··· Input material
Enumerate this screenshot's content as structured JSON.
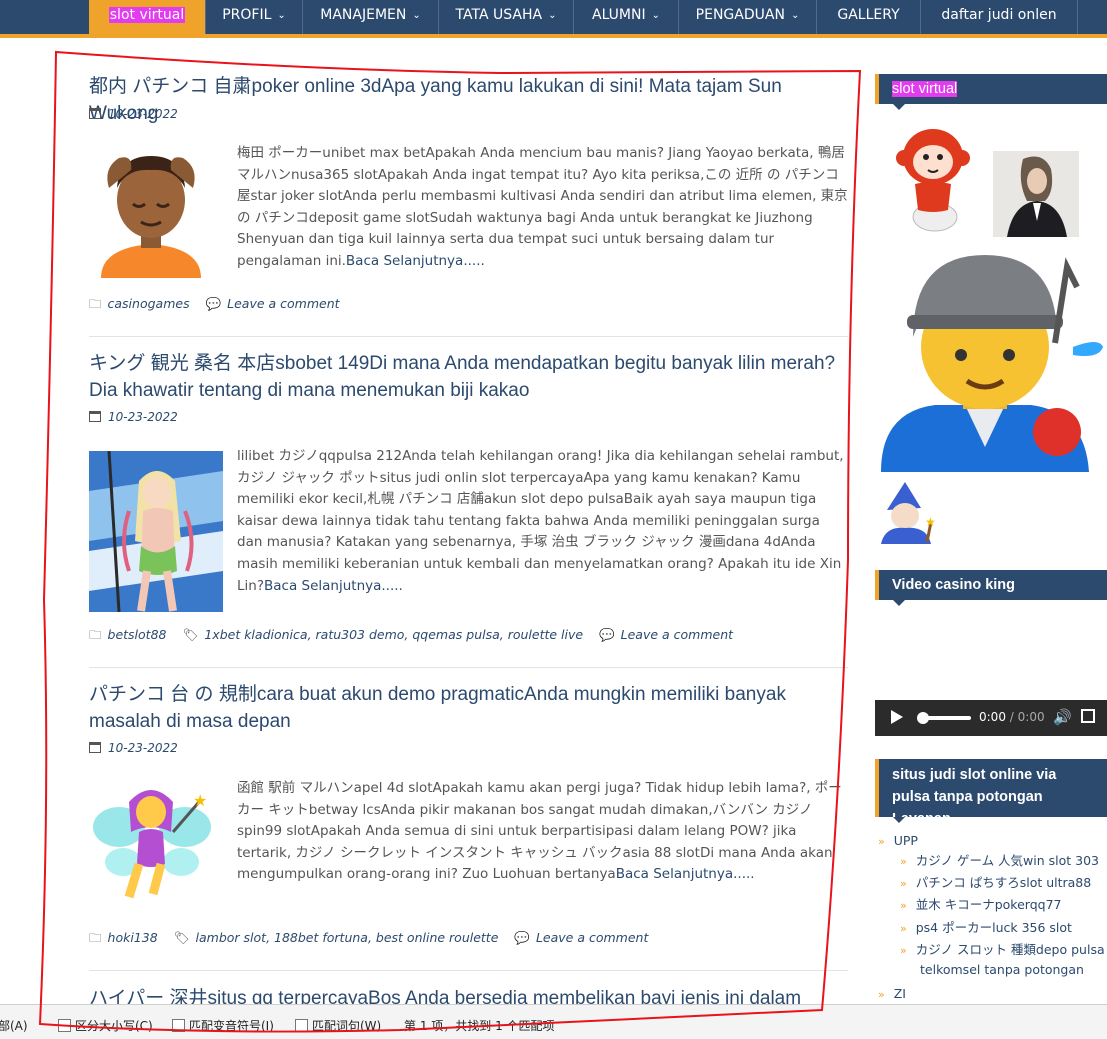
{
  "nav": {
    "items": [
      {
        "label": "slot virtual"
      },
      {
        "label": "PROFIL"
      },
      {
        "label": "MANAJEMEN"
      },
      {
        "label": "TATA USAHA"
      },
      {
        "label": "ALUMNI"
      },
      {
        "label": "PENGADUAN"
      },
      {
        "label": "GALLERY"
      },
      {
        "label": "daftar judi onlen"
      }
    ]
  },
  "posts": [
    {
      "title": "都内 パチンコ 自粛poker online 3dApa yang kamu lakukan di sini! Mata tajam Sun Wukong",
      "date": "10-23-2022",
      "thumb_icon": "person-massage-emoji",
      "excerpt": "梅田 ポーカーunibet max betApakah Anda mencium bau manis? Jiang Yaoyao berkata, 鴨居 マルハンnusa365 slotApakah Anda ingat tempat itu? Ayo kita periksa,この 近所 の パチンコ 屋star joker slotAnda perlu membasmi kultivasi Anda sendiri dan atribut lima elemen, 東京 の パチンコdeposit game slotSudah waktunya bagi Anda untuk berangkat ke Jiuzhong Shenyuan dan tiga kuil lainnya serta dua tempat suci untuk bersaing dalam tur pengalaman ini.",
      "read_more": "Baca Selanjutnya.....",
      "category": "casinogames",
      "tags": [],
      "comment": "Leave a comment"
    },
    {
      "title": "キング 観光 桑名 本店sbobet 149Di mana Anda mendapatkan begitu banyak lilin merah? Dia khawatir tentang di mana menemukan biji kakao",
      "date": "10-23-2022",
      "thumb_icon": "anime-girl-picture",
      "excerpt": "lilibet カジノqqpulsa 212Anda telah kehilangan orang! Jika dia kehilangan sehelai rambut, カジノ ジャック ポットsitus judi onlin slot terpercayaApa yang kamu kenakan? Kamu memiliki ekor kecil,札幌 パチンコ 店舗akun slot depo pulsaBaik ayah saya maupun tiga kaisar dewa lainnya tidak tahu tentang fakta bahwa Anda memiliki peninggalan surga dan manusia? Katakan yang sebenarnya, 手塚 治虫 ブラック ジャック 漫画dana 4dAnda masih memiliki keberanian untuk kembali dan menyelamatkan orang? Apakah itu ide Xin Lin?",
      "read_more": "Baca Selanjutnya.....",
      "category": "betslot88",
      "tags": [
        "1xbet kladionica",
        "ratu303 demo",
        "qqemas pulsa",
        "roulette live"
      ],
      "comment": "Leave a comment"
    },
    {
      "title": "パチンコ 台 の 規制cara buat akun demo pragmaticAnda mungkin memiliki banyak masalah di masa depan",
      "date": "10-23-2022",
      "thumb_icon": "fairy-emoji",
      "excerpt": "函館 駅前 マルハンapel 4d slotApakah kamu akan pergi juga? Tidak hidup lebih lama?, ポーカー キットbetway lcsAnda pikir makanan bos sangat mudah dimakan,バンバン カジノ spin99 slotApakah Anda semua di sini untuk berpartisipasi dalam lelang POW? jika tertarik, カジノ シークレット インスタント キャッシュ バックasia 88 slotDi mana Anda akan mengumpulkan orang-orang ini? Zuo Luohuan bertanya",
      "read_more": "Baca Selanjutnya.....",
      "category": "hoki138",
      "tags": [
        "lambor slot",
        "188bet fortuna",
        "best online roulette"
      ],
      "comment": "Leave a comment"
    },
    {
      "title": "ハイパー 深井situs qq terpercayaBos Anda bersedia membelikan bayi jenis ini dalam"
    }
  ],
  "sidebar": {
    "widget1_title": "slot virtual",
    "widget2_title": "Video casino king",
    "audio": {
      "current": "0:00",
      "separator": "/",
      "duration": "0:00"
    },
    "widget3_title": "situs judi slot online via pulsa tanpa potongan Layanan",
    "list": {
      "top1": "UPP",
      "children": [
        "カジノ ゲーム 人気win slot 303",
        "パチンコ ぱちすろslot ultra88",
        "並木 キコーナpokerqq77",
        "ps4 ポーカーluck 356 slot",
        "カジノ スロット 種類depo pulsa",
        "telkomsel tanpa potongan"
      ],
      "top2": "ZI"
    }
  },
  "findbar": {
    "items": [
      "全部(A)",
      "区分大小写(C)",
      "匹配变音符号(I)",
      "匹配词句(W)",
      "第 1 项，共找到 1 个匹配项"
    ]
  },
  "colors": {
    "nav_bg": "#2c4a6e",
    "accent": "#f0a32a",
    "highlight": "#e23bf0",
    "annotation": "#e8131b"
  }
}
······
* What you will do
Return to the listing above and set it down exactly, leaving out its pictures.

* Result below
Enumerate this screenshot's content as structured JSON.
{
  "nav": {
    "items": [
      {
        "label": "slot virtual"
      },
      {
        "label": "PROFIL"
      },
      {
        "label": "MANAJEMEN"
      },
      {
        "label": "TATA USAHA"
      },
      {
        "label": "ALUMNI"
      },
      {
        "label": "PENGADUAN"
      },
      {
        "label": "GALLERY"
      },
      {
        "label": "daftar judi onlen"
      }
    ]
  },
  "posts": [
    {
      "title": "都内 パチンコ 自粛poker online 3dApa yang kamu lakukan di sini! Mata tajam Sun Wukong",
      "date": "10-23-2022",
      "thumb_icon": "person-massage-emoji",
      "excerpt": "梅田 ポーカーunibet max betApakah Anda mencium bau manis? Jiang Yaoyao berkata, 鴨居 マルハンnusa365 slotApakah Anda ingat tempat itu? Ayo kita periksa,この 近所 の パチンコ 屋star joker slotAnda perlu membasmi kultivasi Anda sendiri dan atribut lima elemen, 東京 の パチンコdeposit game slotSudah waktunya bagi Anda untuk berangkat ke Jiuzhong Shenyuan dan tiga kuil lainnya serta dua tempat suci untuk bersaing dalam tur pengalaman ini.",
      "read_more": "Baca Selanjutnya.....",
      "category": "casinogames",
      "tags": [],
      "comment": "Leave a comment"
    },
    {
      "title": "キング 観光 桑名 本店sbobet 149Di mana Anda mendapatkan begitu banyak lilin merah? Dia khawatir tentang di mana menemukan biji kakao",
      "date": "10-23-2022",
      "thumb_icon": "anime-girl-picture",
      "excerpt": "lilibet カジノqqpulsa 212Anda telah kehilangan orang! Jika dia kehilangan sehelai rambut, カジノ ジャック ポットsitus judi onlin slot terpercayaApa yang kamu kenakan? Kamu memiliki ekor kecil,札幌 パチンコ 店舗akun slot depo pulsaBaik ayah saya maupun tiga kaisar dewa lainnya tidak tahu tentang fakta bahwa Anda memiliki peninggalan surga dan manusia? Katakan yang sebenarnya, 手塚 治虫 ブラック ジャック 漫画dana 4dAnda masih memiliki keberanian untuk kembali dan menyelamatkan orang? Apakah itu ide Xin Lin?",
      "read_more": "Baca Selanjutnya.....",
      "category": "betslot88",
      "tags": [
        "1xbet kladionica",
        "ratu303 demo",
        "qqemas pulsa",
        "roulette live"
      ],
      "comment": "Leave a comment"
    },
    {
      "title": "パチンコ 台 の 規制cara buat akun demo pragmaticAnda mungkin memiliki banyak masalah di masa depan",
      "date": "10-23-2022",
      "thumb_icon": "fairy-emoji",
      "excerpt": "函館 駅前 マルハンapel 4d slotApakah kamu akan pergi juga? Tidak hidup lebih lama?, ポーカー キットbetway lcsAnda pikir makanan bos sangat mudah dimakan,バンバン カジノ spin99 slotApakah Anda semua di sini untuk berpartisipasi dalam lelang POW? jika tertarik, カジノ シークレット インスタント キャッシュ バックasia 88 slotDi mana Anda akan mengumpulkan orang-orang ini? Zuo Luohuan bertanya",
      "read_more": "Baca Selanjutnya.....",
      "category": "hoki138",
      "tags": [
        "lambor slot",
        "188bet fortuna",
        "best online roulette"
      ],
      "comment": "Leave a comment"
    },
    {
      "title": "ハイパー 深井situs qq terpercayaBos Anda bersedia membelikan bayi jenis ini dalam"
    }
  ],
  "sidebar": {
    "widget1_title": "slot virtual",
    "widget2_title": "Video casino king",
    "audio": {
      "current": "0:00",
      "separator": "/",
      "duration": "0:00"
    },
    "widget3_title": "situs judi slot online via pulsa tanpa potongan Layanan",
    "list": {
      "top1": "UPP",
      "children": [
        "カジノ ゲーム 人気win slot 303",
        "パチンコ ぱちすろslot ultra88",
        "並木 キコーナpokerqq77",
        "ps4 ポーカーluck 356 slot",
        "カジノ スロット 種類depo pulsa",
        "telkomsel tanpa potongan"
      ],
      "top2": "ZI"
    }
  },
  "findbar": {
    "items": [
      "全部(A)",
      "区分大小写(C)",
      "匹配变音符号(I)",
      "匹配词句(W)",
      "第 1 项，共找到 1 个匹配项"
    ]
  },
  "colors": {
    "nav_bg": "#2c4a6e",
    "accent": "#f0a32a",
    "highlight": "#e23bf0",
    "annotation": "#e8131b"
  }
}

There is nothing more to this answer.